Records about charts and figures
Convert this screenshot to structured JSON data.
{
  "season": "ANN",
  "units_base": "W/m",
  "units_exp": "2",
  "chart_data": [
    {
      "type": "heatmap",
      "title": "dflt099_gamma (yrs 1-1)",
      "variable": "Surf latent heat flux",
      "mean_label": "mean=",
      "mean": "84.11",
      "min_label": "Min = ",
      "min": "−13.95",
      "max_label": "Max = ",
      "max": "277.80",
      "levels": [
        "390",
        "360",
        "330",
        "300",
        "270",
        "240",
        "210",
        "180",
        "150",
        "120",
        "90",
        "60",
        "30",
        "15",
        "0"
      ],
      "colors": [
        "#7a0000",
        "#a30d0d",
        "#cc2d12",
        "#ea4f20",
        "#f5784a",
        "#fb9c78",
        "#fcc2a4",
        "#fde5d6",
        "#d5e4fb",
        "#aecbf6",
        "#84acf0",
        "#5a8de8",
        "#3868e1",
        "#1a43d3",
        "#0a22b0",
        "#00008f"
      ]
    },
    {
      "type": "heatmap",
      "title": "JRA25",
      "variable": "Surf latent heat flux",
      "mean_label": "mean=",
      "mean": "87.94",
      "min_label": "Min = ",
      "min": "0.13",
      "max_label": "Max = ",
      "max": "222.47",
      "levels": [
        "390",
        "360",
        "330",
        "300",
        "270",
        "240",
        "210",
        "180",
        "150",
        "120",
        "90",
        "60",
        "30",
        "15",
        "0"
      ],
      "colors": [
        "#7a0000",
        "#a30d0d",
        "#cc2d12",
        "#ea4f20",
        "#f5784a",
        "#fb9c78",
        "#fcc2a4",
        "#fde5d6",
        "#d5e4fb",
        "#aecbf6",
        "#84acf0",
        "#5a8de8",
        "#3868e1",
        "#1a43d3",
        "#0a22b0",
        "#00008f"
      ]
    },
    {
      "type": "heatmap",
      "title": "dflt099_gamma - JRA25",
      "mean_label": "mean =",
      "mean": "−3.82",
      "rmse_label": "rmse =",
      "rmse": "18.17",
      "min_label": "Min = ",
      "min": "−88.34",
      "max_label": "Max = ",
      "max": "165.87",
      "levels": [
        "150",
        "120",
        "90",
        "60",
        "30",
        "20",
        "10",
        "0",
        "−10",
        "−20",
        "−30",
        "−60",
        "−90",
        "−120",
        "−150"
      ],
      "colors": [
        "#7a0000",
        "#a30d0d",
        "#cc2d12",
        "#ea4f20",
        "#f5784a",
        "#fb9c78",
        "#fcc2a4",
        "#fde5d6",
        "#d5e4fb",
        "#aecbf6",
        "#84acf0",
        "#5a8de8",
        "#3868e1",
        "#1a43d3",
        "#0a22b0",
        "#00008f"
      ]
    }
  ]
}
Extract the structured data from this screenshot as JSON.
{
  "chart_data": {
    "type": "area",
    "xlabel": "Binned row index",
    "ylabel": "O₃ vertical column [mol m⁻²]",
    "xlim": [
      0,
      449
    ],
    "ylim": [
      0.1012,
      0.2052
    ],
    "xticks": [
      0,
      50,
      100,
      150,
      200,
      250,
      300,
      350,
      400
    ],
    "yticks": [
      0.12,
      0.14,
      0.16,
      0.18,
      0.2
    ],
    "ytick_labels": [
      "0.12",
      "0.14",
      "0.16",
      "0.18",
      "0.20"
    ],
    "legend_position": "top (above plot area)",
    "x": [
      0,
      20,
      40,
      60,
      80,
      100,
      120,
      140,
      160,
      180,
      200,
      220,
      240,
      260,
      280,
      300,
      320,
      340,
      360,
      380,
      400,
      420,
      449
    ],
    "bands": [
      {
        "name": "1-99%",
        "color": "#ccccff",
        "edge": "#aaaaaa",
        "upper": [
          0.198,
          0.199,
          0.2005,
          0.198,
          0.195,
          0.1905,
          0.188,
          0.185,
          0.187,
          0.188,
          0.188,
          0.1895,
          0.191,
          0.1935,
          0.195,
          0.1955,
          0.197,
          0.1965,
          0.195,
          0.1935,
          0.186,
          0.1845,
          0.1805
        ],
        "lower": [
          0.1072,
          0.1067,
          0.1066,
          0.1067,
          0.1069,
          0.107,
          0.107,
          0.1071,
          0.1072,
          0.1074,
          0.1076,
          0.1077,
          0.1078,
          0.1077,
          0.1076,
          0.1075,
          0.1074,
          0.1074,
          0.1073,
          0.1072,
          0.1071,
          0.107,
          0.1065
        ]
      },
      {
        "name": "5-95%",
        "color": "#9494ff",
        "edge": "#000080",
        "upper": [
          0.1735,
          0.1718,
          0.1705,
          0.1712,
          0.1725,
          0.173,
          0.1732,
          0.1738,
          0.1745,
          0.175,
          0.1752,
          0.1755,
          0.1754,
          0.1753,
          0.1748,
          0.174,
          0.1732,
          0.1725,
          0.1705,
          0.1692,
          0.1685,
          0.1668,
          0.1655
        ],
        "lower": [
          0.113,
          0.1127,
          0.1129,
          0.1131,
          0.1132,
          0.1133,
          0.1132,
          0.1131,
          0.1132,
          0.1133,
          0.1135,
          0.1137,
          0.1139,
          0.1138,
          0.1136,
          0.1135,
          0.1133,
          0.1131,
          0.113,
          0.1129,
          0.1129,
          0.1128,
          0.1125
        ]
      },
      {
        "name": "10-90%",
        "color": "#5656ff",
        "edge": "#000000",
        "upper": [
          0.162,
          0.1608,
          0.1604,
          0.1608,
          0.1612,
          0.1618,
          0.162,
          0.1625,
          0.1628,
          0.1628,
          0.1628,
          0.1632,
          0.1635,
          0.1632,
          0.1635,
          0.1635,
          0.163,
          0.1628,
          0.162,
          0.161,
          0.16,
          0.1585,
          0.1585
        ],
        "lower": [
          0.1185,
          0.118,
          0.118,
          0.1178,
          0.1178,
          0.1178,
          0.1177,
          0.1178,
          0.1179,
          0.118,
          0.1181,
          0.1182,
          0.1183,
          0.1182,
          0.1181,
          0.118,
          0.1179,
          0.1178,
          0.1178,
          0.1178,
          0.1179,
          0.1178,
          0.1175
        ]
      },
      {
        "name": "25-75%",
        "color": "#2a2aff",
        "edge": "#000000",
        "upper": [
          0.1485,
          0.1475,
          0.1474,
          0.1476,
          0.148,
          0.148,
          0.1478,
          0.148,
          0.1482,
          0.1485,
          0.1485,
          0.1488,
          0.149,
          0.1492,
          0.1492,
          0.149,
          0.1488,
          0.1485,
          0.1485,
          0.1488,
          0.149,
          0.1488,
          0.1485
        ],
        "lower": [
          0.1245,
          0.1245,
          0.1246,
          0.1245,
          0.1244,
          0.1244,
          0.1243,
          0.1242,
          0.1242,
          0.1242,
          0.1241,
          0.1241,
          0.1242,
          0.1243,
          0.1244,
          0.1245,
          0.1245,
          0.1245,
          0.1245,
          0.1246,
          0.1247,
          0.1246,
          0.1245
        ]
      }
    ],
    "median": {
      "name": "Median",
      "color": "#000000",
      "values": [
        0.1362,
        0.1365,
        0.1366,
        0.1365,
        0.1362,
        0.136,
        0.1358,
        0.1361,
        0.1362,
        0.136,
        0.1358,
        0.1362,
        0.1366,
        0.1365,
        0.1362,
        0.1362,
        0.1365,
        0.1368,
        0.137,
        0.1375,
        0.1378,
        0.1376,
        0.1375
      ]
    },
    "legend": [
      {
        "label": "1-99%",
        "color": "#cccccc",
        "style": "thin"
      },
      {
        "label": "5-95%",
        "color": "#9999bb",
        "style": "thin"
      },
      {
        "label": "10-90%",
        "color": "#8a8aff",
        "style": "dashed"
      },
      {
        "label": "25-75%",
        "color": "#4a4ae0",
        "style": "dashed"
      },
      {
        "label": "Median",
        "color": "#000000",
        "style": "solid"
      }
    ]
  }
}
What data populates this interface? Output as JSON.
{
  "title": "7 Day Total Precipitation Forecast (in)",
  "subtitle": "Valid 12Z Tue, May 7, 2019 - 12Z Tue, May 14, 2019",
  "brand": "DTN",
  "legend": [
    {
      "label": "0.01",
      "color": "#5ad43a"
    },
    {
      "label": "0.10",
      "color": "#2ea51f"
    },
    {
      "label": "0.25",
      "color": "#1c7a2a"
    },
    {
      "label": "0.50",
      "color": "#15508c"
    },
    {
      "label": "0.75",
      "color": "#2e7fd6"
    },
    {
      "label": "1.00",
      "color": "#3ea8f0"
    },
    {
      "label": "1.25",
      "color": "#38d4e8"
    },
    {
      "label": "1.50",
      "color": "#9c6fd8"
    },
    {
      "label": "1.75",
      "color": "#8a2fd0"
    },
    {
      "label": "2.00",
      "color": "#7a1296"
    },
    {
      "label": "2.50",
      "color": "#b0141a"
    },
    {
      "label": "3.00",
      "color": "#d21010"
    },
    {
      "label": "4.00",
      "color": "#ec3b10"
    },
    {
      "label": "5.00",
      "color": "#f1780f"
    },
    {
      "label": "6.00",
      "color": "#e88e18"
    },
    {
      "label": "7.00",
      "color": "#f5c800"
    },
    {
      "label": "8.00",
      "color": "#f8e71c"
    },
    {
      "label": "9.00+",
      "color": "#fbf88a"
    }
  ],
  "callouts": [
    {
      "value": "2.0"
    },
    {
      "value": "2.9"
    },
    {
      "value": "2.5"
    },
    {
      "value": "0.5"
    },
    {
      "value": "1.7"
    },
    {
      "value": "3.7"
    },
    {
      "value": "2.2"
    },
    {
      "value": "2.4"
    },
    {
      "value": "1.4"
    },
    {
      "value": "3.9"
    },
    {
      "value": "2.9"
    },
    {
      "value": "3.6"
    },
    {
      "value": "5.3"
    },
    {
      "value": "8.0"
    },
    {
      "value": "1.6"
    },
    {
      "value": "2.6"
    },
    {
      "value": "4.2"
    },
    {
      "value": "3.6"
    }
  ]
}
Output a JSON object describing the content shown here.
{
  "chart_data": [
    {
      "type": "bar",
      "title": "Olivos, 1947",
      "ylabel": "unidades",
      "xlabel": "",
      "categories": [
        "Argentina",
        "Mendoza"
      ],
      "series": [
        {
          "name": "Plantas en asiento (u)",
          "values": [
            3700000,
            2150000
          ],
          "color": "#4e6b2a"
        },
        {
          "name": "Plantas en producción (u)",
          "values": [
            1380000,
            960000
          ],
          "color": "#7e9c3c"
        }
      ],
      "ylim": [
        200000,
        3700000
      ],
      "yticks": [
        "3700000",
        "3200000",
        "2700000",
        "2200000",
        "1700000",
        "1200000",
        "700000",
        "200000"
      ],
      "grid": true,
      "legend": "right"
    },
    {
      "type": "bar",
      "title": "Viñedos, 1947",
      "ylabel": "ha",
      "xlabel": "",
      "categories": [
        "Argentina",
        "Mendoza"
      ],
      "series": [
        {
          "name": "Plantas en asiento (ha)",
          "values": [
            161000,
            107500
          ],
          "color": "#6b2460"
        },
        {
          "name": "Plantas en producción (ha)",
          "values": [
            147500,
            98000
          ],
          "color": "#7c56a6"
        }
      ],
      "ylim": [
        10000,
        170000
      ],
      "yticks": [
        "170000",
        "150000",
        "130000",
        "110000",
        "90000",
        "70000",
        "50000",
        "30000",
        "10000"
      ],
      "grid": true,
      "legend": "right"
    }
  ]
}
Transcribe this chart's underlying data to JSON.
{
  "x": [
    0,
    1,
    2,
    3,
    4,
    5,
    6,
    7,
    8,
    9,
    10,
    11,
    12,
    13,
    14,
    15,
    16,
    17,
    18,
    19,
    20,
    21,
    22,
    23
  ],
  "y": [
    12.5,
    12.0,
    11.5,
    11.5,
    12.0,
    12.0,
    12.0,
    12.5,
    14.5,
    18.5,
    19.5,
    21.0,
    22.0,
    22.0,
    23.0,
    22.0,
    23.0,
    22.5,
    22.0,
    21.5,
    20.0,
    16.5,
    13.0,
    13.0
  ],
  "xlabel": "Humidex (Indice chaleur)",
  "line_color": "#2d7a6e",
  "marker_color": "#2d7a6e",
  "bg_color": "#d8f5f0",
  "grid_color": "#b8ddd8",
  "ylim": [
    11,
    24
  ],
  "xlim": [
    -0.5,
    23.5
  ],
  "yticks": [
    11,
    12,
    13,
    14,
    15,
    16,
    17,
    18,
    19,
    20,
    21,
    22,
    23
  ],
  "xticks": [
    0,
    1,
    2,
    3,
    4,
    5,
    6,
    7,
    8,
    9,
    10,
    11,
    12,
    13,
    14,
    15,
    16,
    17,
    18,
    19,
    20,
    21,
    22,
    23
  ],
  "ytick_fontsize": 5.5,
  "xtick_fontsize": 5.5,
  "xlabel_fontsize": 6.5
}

#### SHORT EXERCISE:
Search the listing for the word "edge" and return each line that holds it.

#### TASK ANSWER:
        "edge": "#aaaaaa",
        "edge": "#000080",
        "edge": "#000000",
        "edge": "#000000",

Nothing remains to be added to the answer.